PROBLEM TO WORK ON
Using the data below, repeat all of it precisely.

ENTRIES SUPPLIED
# # # # # # #

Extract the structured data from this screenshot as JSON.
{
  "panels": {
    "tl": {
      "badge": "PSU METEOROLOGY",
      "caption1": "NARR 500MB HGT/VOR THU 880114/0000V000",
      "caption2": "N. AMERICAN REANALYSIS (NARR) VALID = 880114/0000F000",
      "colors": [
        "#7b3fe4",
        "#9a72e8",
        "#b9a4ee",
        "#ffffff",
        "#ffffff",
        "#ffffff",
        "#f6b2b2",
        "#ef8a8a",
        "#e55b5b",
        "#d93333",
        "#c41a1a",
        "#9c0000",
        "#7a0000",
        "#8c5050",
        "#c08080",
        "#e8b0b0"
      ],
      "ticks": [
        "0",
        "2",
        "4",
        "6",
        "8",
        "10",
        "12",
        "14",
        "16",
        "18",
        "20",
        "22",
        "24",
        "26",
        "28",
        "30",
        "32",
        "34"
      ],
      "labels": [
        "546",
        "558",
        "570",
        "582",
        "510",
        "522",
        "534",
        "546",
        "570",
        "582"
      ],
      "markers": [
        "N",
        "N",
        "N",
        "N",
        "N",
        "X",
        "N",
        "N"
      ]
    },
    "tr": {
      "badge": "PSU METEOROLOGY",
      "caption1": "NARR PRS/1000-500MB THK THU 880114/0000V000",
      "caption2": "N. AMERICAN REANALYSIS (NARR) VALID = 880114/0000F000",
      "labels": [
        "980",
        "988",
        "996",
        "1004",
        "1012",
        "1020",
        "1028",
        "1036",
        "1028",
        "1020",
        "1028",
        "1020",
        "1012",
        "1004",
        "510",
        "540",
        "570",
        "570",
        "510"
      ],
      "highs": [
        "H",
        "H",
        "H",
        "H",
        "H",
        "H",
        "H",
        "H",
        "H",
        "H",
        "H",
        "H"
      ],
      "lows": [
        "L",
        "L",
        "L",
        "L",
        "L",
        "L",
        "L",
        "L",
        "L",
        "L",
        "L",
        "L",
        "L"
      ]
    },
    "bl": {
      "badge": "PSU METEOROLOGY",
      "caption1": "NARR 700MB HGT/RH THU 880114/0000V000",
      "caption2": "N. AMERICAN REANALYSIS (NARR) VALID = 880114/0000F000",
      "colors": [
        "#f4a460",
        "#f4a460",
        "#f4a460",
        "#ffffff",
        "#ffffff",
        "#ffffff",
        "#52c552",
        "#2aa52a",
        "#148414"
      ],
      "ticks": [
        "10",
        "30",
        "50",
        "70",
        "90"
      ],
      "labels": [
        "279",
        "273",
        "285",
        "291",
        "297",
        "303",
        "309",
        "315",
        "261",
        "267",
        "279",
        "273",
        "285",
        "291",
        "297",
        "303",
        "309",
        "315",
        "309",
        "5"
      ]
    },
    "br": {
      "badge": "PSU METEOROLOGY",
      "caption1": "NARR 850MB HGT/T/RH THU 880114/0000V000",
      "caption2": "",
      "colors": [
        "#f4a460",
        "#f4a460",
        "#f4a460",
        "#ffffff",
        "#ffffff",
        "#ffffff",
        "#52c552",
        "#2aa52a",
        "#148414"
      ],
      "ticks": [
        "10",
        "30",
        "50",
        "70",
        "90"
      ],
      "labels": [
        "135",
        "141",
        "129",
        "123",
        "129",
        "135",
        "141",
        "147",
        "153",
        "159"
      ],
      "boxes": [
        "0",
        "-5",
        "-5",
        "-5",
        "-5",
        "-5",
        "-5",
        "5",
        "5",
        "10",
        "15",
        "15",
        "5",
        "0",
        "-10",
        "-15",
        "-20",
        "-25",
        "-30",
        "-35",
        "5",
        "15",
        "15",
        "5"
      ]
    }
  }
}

# # # # # # #

OUTPUT BELOW
Extract the structured data from this screenshot as JSON.
{
  "panels": {
    "tl": {
      "badge": "PSU METEOROLOGY",
      "caption1": "NARR 500MB HGT/VOR THU 880114/0000V000",
      "caption2": "N. AMERICAN REANALYSIS (NARR) VALID = 880114/0000F000",
      "colors": [
        "#7b3fe4",
        "#9a72e8",
        "#b9a4ee",
        "#ffffff",
        "#ffffff",
        "#ffffff",
        "#f6b2b2",
        "#ef8a8a",
        "#e55b5b",
        "#d93333",
        "#c41a1a",
        "#9c0000",
        "#7a0000",
        "#8c5050",
        "#c08080",
        "#e8b0b0"
      ],
      "ticks": [
        "0",
        "2",
        "4",
        "6",
        "8",
        "10",
        "12",
        "14",
        "16",
        "18",
        "20",
        "22",
        "24",
        "26",
        "28",
        "30",
        "32",
        "34"
      ],
      "labels": [
        "546",
        "558",
        "570",
        "582",
        "510",
        "522",
        "534",
        "546",
        "570",
        "582"
      ],
      "markers": [
        "N",
        "N",
        "N",
        "N",
        "N",
        "X",
        "N",
        "N"
      ]
    },
    "tr": {
      "badge": "PSU METEOROLOGY",
      "caption1": "NARR PRS/1000-500MB THK THU 880114/0000V000",
      "caption2": "N. AMERICAN REANALYSIS (NARR) VALID = 880114/0000F000",
      "labels": [
        "980",
        "988",
        "996",
        "1004",
        "1012",
        "1020",
        "1028",
        "1036",
        "1028",
        "1020",
        "1028",
        "1020",
        "1012",
        "1004",
        "510",
        "540",
        "570",
        "570",
        "510"
      ],
      "highs": [
        "H",
        "H",
        "H",
        "H",
        "H",
        "H",
        "H",
        "H",
        "H",
        "H",
        "H",
        "H"
      ],
      "lows": [
        "L",
        "L",
        "L",
        "L",
        "L",
        "L",
        "L",
        "L",
        "L",
        "L",
        "L",
        "L",
        "L"
      ]
    },
    "bl": {
      "badge": "PSU METEOROLOGY",
      "caption1": "NARR 700MB HGT/RH THU 880114/0000V000",
      "caption2": "N. AMERICAN REANALYSIS (NARR) VALID = 880114/0000F000",
      "colors": [
        "#f4a460",
        "#f4a460",
        "#f4a460",
        "#ffffff",
        "#ffffff",
        "#ffffff",
        "#52c552",
        "#2aa52a",
        "#148414"
      ],
      "ticks": [
        "10",
        "30",
        "50",
        "70",
        "90"
      ],
      "labels": [
        "279",
        "273",
        "285",
        "291",
        "297",
        "303",
        "309",
        "315",
        "261",
        "267",
        "279",
        "273",
        "285",
        "291",
        "297",
        "303",
        "309",
        "315",
        "309",
        "5"
      ]
    },
    "br": {
      "badge": "PSU METEOROLOGY",
      "caption1": "NARR 850MB HGT/T/RH THU 880114/0000V000",
      "caption2": "",
      "colors": [
        "#f4a460",
        "#f4a460",
        "#f4a460",
        "#ffffff",
        "#ffffff",
        "#ffffff",
        "#52c552",
        "#2aa52a",
        "#148414"
      ],
      "ticks": [
        "10",
        "30",
        "50",
        "70",
        "90"
      ],
      "labels": [
        "135",
        "141",
        "129",
        "123",
        "129",
        "135",
        "141",
        "147",
        "153",
        "159"
      ],
      "boxes": [
        "0",
        "-5",
        "-5",
        "-5",
        "-5",
        "-5",
        "-5",
        "5",
        "5",
        "10",
        "15",
        "15",
        "5",
        "0",
        "-10",
        "-15",
        "-20",
        "-25",
        "-30",
        "-35",
        "5",
        "15",
        "15",
        "5"
      ]
    }
  }
}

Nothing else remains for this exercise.